* **Input for this task**
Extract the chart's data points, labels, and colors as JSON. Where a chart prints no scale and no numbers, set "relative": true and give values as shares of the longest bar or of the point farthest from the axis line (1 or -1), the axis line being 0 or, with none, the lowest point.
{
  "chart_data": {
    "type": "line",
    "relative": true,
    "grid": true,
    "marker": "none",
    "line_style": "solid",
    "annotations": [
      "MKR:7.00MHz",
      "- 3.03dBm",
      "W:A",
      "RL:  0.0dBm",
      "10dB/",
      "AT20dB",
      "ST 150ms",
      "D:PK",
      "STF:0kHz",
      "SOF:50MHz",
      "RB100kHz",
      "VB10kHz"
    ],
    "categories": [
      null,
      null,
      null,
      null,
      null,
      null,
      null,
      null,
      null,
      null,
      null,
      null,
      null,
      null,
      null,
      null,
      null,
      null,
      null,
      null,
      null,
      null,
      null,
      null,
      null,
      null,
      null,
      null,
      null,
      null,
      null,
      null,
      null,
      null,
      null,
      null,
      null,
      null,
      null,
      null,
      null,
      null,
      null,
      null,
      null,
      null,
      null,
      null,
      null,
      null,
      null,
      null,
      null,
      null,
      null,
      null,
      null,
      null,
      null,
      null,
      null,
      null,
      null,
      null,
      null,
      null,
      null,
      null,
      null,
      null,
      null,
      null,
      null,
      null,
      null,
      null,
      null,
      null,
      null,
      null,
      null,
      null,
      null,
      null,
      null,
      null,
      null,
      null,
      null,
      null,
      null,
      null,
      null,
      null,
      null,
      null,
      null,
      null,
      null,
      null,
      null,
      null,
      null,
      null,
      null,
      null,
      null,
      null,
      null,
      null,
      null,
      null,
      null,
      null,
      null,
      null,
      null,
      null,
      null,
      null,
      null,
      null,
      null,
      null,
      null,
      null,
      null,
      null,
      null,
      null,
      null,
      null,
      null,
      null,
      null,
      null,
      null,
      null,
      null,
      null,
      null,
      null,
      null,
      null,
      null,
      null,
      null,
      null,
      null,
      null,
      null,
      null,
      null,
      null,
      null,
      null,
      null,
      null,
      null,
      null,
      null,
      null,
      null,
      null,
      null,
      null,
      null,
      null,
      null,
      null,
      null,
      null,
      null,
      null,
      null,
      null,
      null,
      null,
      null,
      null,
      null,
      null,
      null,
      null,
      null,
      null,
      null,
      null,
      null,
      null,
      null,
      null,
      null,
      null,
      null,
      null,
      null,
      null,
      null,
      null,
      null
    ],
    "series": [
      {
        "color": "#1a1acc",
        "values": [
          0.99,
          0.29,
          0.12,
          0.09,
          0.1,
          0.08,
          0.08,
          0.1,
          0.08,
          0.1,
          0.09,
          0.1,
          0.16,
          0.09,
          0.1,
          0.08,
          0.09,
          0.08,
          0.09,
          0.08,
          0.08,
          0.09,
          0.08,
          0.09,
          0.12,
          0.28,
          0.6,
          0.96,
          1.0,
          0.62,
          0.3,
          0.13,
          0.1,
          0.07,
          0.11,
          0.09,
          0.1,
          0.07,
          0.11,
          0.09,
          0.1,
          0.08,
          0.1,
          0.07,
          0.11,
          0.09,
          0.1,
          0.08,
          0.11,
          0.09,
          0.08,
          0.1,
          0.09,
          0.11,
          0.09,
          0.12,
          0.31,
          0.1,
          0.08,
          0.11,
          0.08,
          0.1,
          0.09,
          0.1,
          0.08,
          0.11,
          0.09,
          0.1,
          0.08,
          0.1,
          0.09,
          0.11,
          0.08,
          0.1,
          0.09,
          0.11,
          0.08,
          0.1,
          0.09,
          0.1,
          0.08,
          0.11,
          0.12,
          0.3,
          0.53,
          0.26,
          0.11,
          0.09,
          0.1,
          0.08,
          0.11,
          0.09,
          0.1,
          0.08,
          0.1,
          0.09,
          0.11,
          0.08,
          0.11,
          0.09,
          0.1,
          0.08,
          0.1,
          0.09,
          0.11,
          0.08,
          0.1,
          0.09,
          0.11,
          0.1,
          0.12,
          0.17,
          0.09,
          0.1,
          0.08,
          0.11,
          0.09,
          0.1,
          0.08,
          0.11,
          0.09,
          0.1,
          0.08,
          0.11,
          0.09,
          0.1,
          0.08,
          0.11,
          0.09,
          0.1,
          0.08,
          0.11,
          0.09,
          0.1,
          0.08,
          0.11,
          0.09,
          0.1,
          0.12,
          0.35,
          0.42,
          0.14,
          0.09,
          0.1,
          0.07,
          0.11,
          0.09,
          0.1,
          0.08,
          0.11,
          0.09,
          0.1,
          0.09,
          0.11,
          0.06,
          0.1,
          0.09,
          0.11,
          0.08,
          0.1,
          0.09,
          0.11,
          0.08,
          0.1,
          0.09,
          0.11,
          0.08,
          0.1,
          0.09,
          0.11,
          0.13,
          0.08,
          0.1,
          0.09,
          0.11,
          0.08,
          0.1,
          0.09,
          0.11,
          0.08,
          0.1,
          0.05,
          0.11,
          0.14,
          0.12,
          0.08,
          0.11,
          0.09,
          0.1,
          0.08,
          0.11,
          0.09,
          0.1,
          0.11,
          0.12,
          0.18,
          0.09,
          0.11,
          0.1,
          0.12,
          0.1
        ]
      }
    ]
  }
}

* **The problem**
Find every line in the records above that contains the word "values", and copy each one.

* **Response**
Extract the chart's data points, labels, and colors as JSON. Where a chart prints no scale and no numbers, set "relative": true and give values as shares of the longest bar or of the point farthest from the axis line (1 or -1), the axis line being 0 or, with none, the lowest point.
        "values": [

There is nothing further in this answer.